• TASK DIRECTIONS
Could you turn each line of the items below into a numbered list, skipping any blank lines and leaving the pictures out of your answer?

• INFORMATION SHOWN
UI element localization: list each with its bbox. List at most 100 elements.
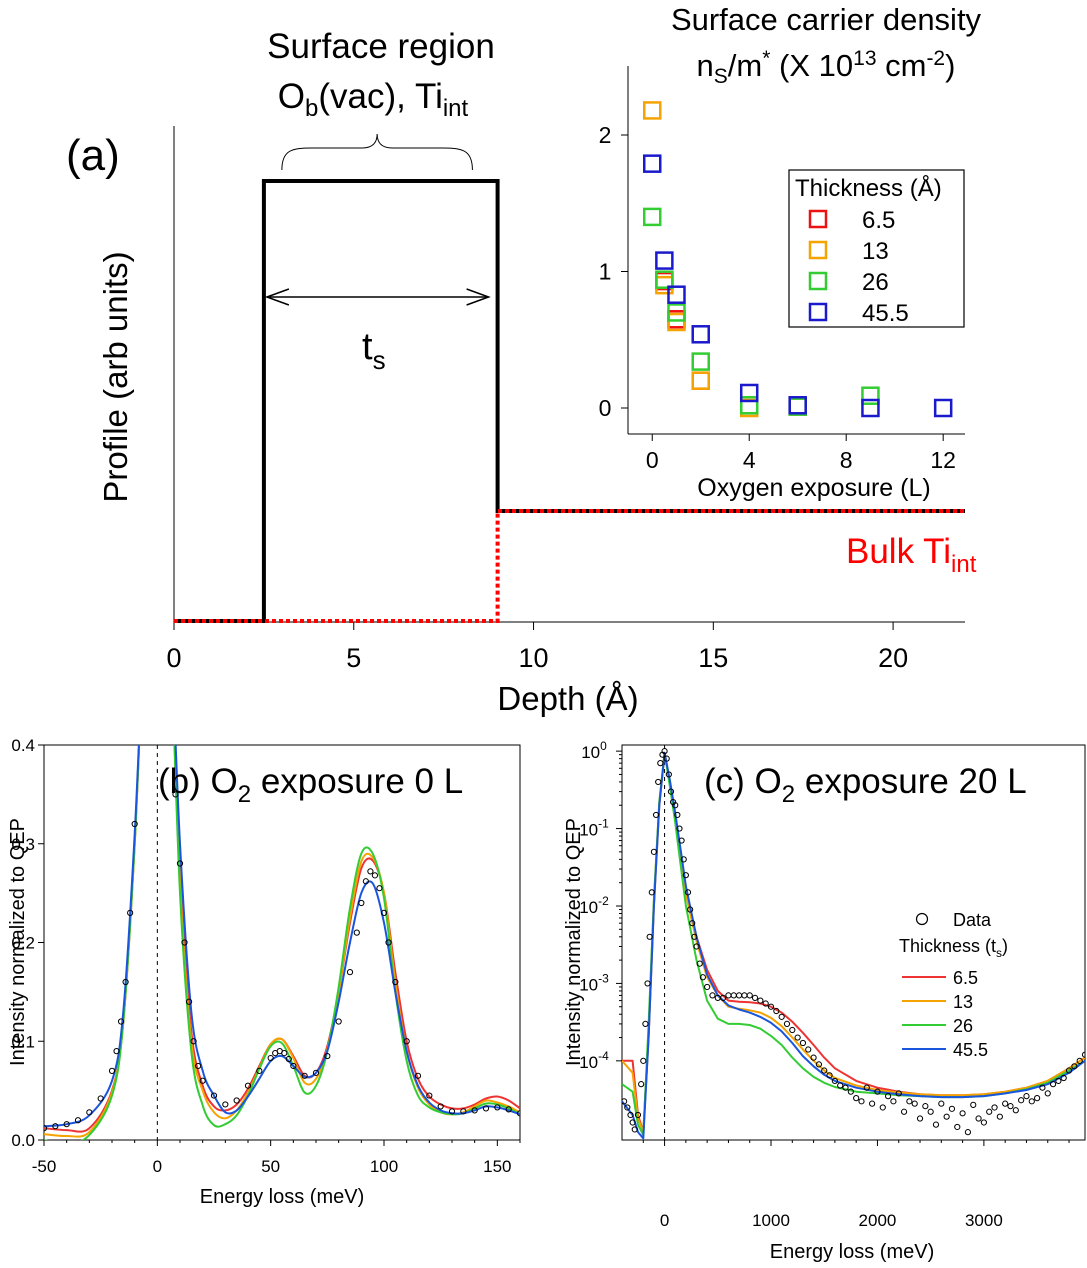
panel-b-data-point (52, 1123, 59, 1130)
panel-c-series-6.5 (622, 751, 1085, 1134)
bulk-ti-label-main: Bulk Ti (846, 532, 951, 571)
panel-b-data-point (146, 545, 151, 550)
panel-b-data-point (176, 860, 184, 867)
inset-point-45.5 (667, 285, 686, 304)
panel-c-data-point (837, 1082, 844, 1089)
inset-title-rest2: cm (877, 48, 927, 83)
panel-c-data-point (735, 992, 743, 999)
surface-region-title: Surface region (267, 27, 495, 66)
panel-c-y-tick-label: 100 (581, 739, 607, 762)
panel-b-data-point (380, 909, 388, 916)
panel-c-data-point (648, 889, 655, 896)
panel-c-data-point (693, 943, 700, 950)
panel-c-data-point (927, 1108, 934, 1115)
panel-b-data-point (195, 1062, 202, 1070)
inset-legend-swatch-13 (808, 240, 828, 260)
panel-c-data-point (970, 1101, 977, 1108)
panel-c-data-point (655, 778, 662, 786)
panel-b-data-point (86, 1109, 93, 1116)
panel-c-data-point (696, 960, 703, 967)
inset-legend-label-13: 13 (862, 238, 889, 265)
panel-a-y-axis-title: Profile (arb units) (97, 251, 134, 502)
panel-b-data-point (346, 969, 354, 976)
panel-b-data-point (244, 1082, 252, 1089)
panel-b-data-point (127, 909, 134, 916)
panel-c-data-point (778, 1013, 785, 1020)
panel-c-data-point (773, 1007, 780, 1015)
panel-c-data-point (943, 1113, 950, 1120)
panel-c-data-point (991, 1104, 998, 1111)
panel-c-data-point (684, 889, 692, 896)
panel-b-data-point (285, 1055, 292, 1063)
panel-c-data-point (853, 1095, 860, 1102)
inset-title-close: ) (945, 48, 955, 83)
panel-b-data-point (335, 1018, 342, 1025)
inset-point-26 (691, 352, 710, 371)
inset-x-tick-label: 12 (930, 447, 956, 473)
panel-b-y-axis-title: Intensity normalized to QEP (7, 818, 29, 1066)
inset-point-45.5 (933, 398, 953, 418)
panel-c-data-point (730, 992, 737, 999)
panel-c-plot (622, 745, 1085, 1140)
panel-b-x-tick-label: 150 (483, 1157, 511, 1176)
panel-c-data-point (627, 1111, 634, 1119)
panel-b-data-point (448, 1108, 456, 1115)
ts-label-sub: s (373, 345, 386, 375)
panel-c-data-point (687, 906, 694, 913)
panel-c-data-point (680, 856, 687, 863)
legend-thickness-title-main: Thickness (t (899, 936, 996, 956)
panel-c-data-point (676, 825, 683, 832)
panel-c-data-point (672, 802, 679, 809)
panel-c-data-point (826, 1072, 833, 1079)
panel-b-title-sub: 2 (238, 781, 251, 808)
panel-c-data-point (1023, 1093, 1030, 1100)
panel-c-data-point (629, 1119, 636, 1126)
legend-data-marker (915, 912, 929, 926)
panel-b-data-point (301, 1072, 308, 1079)
panel-b-data-point (117, 1018, 125, 1025)
inset-x-tick-label: 4 (743, 447, 756, 473)
panel-c-data-point (863, 1084, 870, 1091)
panel-c-data-point (1039, 1084, 1046, 1091)
panel-b-data-point (414, 1072, 422, 1079)
panel-b-data-point (362, 878, 369, 885)
panel-c-data-point (1060, 1074, 1067, 1082)
panel-c-data-point (874, 1088, 881, 1095)
panel-b-ticks: -50 0 50 100 150 0.0 0.1 0.2 0.3 0.4 (11, 736, 521, 1176)
panel-c-y-tick-base: 10 (579, 1053, 598, 1072)
panel-c-y-tick-exponent: 0 (600, 739, 607, 753)
ts-arrow-left-head (264, 288, 290, 306)
panel-c-y-tick-label: 10-4 (579, 1049, 609, 1072)
panel-b-data-point (371, 872, 379, 879)
inset-legend-label-26: 26 (862, 269, 889, 296)
panel-b-series-13 (44, 745, 520, 1138)
panel-c-data-point (815, 1061, 823, 1068)
panel-a-label: (a) (66, 131, 120, 180)
panel-c-data-point (663, 755, 670, 762)
panel-c-y-tick-base: 10 (581, 743, 600, 762)
panel-c-data-point (938, 1100, 945, 1107)
panel-c-data-point (869, 1100, 876, 1107)
panel-c-x-tick-label: 2000 (859, 1211, 897, 1230)
panel-c-title-post: exposure 20 L (795, 762, 1027, 801)
panel-b-data-point (324, 1052, 331, 1060)
legend-thickness-title: Thickness (ts) (899, 936, 1008, 960)
panel-c-data-point (980, 1119, 987, 1126)
panel-c-data-point (789, 1026, 796, 1034)
panel-b-data-point (471, 1107, 478, 1114)
inset-point-45.5 (739, 383, 759, 403)
panel-b-data-point (505, 1106, 512, 1113)
panel-b-data-point (403, 1038, 410, 1045)
panel-b-data-point (74, 1117, 82, 1124)
panel-c-data-point (642, 1020, 649, 1028)
inset-title-m-sup: * (762, 47, 770, 70)
inset-point-26 (642, 207, 662, 227)
panel-b-data-point (172, 791, 179, 798)
panel-c-y-tick-label: 10-2 (579, 894, 609, 917)
inset-y-tick-label: 1 (599, 259, 612, 285)
panel-c-data-point (1002, 1100, 1009, 1107)
panel-c-data-point (1028, 1098, 1035, 1105)
panel-b-data-point (233, 1097, 240, 1104)
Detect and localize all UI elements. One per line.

• OUTPUT FOR THIS TASK
1. UI element localization: list each with its bbox. List at most 100 elements.
2. panel-b-data-point (52, 1123, 59, 1130)
3. panel-c-series-6.5 (622, 751, 1085, 1134)
4. bulk-ti-label-main: Bulk Ti (846, 532, 951, 571)
5. panel-b-data-point (146, 545, 151, 550)
6. panel-b-data-point (176, 860, 184, 867)
7. inset-point-45.5 (667, 285, 686, 304)
8. panel-c-data-point (837, 1082, 844, 1089)
9. inset-title-rest2: cm (877, 48, 927, 83)
10. panel-c-data-point (735, 992, 743, 999)
11. surface-region-title: Surface region (267, 27, 495, 66)
12. panel-c-y-tick-label: 100 (581, 739, 607, 762)
13. panel-b-data-point (380, 909, 388, 916)
14. panel-c-data-point (648, 889, 655, 896)
15. panel-c-data-point (693, 943, 700, 950)
16. panel-c-data-point (927, 1108, 934, 1115)
17. panel-b-data-point (195, 1062, 202, 1070)
18. inset-legend-swatch-13 (808, 240, 828, 260)
19. panel-c-data-point (970, 1101, 977, 1108)
20. panel-c-data-point (655, 778, 662, 786)
21. panel-b-data-point (86, 1109, 93, 1116)
22. panel-c-data-point (696, 960, 703, 967)
23. inset-legend-label-13: 13 (862, 238, 889, 265)
24. panel-a-y-axis-title: Profile (arb units) (97, 251, 134, 502)
25. panel-b-data-point (346, 969, 354, 976)
26. panel-b-data-point (244, 1082, 252, 1089)
27. panel-b-data-point (127, 909, 134, 916)
28. panel-c-data-point (778, 1013, 785, 1020)
29. panel-c-data-point (773, 1007, 780, 1015)
30. panel-c-data-point (943, 1113, 950, 1120)
31. panel-c-data-point (991, 1104, 998, 1111)
32. panel-c-data-point (684, 889, 692, 896)
33. panel-b-data-point (285, 1055, 292, 1063)
34. panel-c-data-point (853, 1095, 860, 1102)
35. inset-title-close: ) (945, 48, 955, 83)
36. panel-b-data-point (335, 1018, 342, 1025)
37. inset-point-26 (691, 352, 710, 371)
38. inset-x-tick-label: 12 (930, 447, 956, 473)
39. panel-b-y-axis-title: Intensity normalized to QEP (7, 818, 29, 1066)
40. inset-point-45.5 (933, 398, 953, 418)
41. panel-c-data-point (730, 992, 737, 999)
42. panel-c-plot (622, 745, 1085, 1140)
43. panel-b-x-tick-label: 150 (483, 1157, 511, 1176)
44. panel-c-data-point (627, 1111, 634, 1119)
45. panel-b-data-point (448, 1108, 456, 1115)
46. ts-label-sub: s (373, 345, 386, 375)
47. panel-c-data-point (687, 906, 694, 913)
48. panel-c-data-point (680, 856, 687, 863)
49. legend-thickness-title-main: Thickness (t (899, 936, 996, 956)
50. panel-c-data-point (676, 825, 683, 832)
51. panel-c-data-point (672, 802, 679, 809)
52. panel-c-data-point (826, 1072, 833, 1079)
53. panel-b-title-sub: 2 (238, 781, 251, 808)
54. panel-c-data-point (1023, 1093, 1030, 1100)
55. panel-c-data-point (629, 1119, 636, 1126)
56. legend-data-marker (915, 912, 929, 926)
57. panel-b-data-point (301, 1072, 308, 1079)
58. panel-b-data-point (117, 1018, 125, 1025)
59. inset-x-tick-label: 4 (743, 447, 756, 473)
60. panel-c-data-point (863, 1084, 870, 1091)
61. panel-c-data-point (1039, 1084, 1046, 1091)
62. panel-b-data-point (414, 1072, 422, 1079)
63. panel-b-data-point (362, 878, 369, 885)
64. panel-c-data-point (1060, 1074, 1067, 1082)
65. panel-c-data-point (874, 1088, 881, 1095)
66. panel-b-ticks: -50 0 50 100 150 0.0 0.1 0.2 0.3 0.4 (11, 736, 521, 1176)
67. panel-c-y-tick-base: 10 (579, 1053, 598, 1072)
68. panel-c-y-tick-exponent: 0 (600, 739, 607, 753)
69. ts-arrow-left-head (264, 288, 290, 306)
70. panel-c-y-tick-label: 10-4 (579, 1049, 609, 1072)
71. panel-b-data-point (371, 872, 379, 879)
72. inset-legend-label-26: 26 (862, 269, 889, 296)
73. panel-b-series-13 (44, 745, 520, 1138)
74. panel-c-data-point (815, 1061, 823, 1068)
75. panel-a-label: (a) (66, 131, 120, 180)
76. panel-c-data-point (663, 755, 670, 762)
77. panel-c-y-tick-base: 10 (581, 743, 600, 762)
78. panel-c-data-point (938, 1100, 945, 1107)
79. panel-c-data-point (869, 1100, 876, 1107)
80. panel-c-x-tick-label: 2000 (859, 1211, 897, 1230)
81. panel-c-title-post: exposure 20 L (795, 762, 1027, 801)
82. panel-b-data-point (324, 1052, 331, 1060)
83. legend-thickness-title: Thickness (ts) (899, 936, 1008, 960)
84. panel-c-data-point (980, 1119, 987, 1126)
85. panel-c-data-point (789, 1026, 796, 1034)
86. panel-b-data-point (471, 1107, 478, 1114)
87. inset-point-45.5 (739, 383, 759, 403)
88. panel-b-data-point (505, 1106, 512, 1113)
89. panel-b-data-point (403, 1038, 410, 1045)
90. panel-b-data-point (74, 1117, 82, 1124)
91. panel-c-data-point (642, 1020, 649, 1028)
92. inset-title-m-sup: * (762, 47, 770, 70)
93. inset-point-26 (642, 207, 662, 227)
94. panel-b-data-point (172, 791, 179, 798)
95. panel-c-y-tick-label: 10-2 (579, 894, 609, 917)
96. inset-y-tick-label: 1 (599, 259, 612, 285)
97. panel-c-data-point (1002, 1100, 1009, 1107)
98. panel-c-data-point (1028, 1098, 1035, 1105)
99. panel-b-data-point (233, 1097, 240, 1104)
100. Detect and localize all UI elements. One per line.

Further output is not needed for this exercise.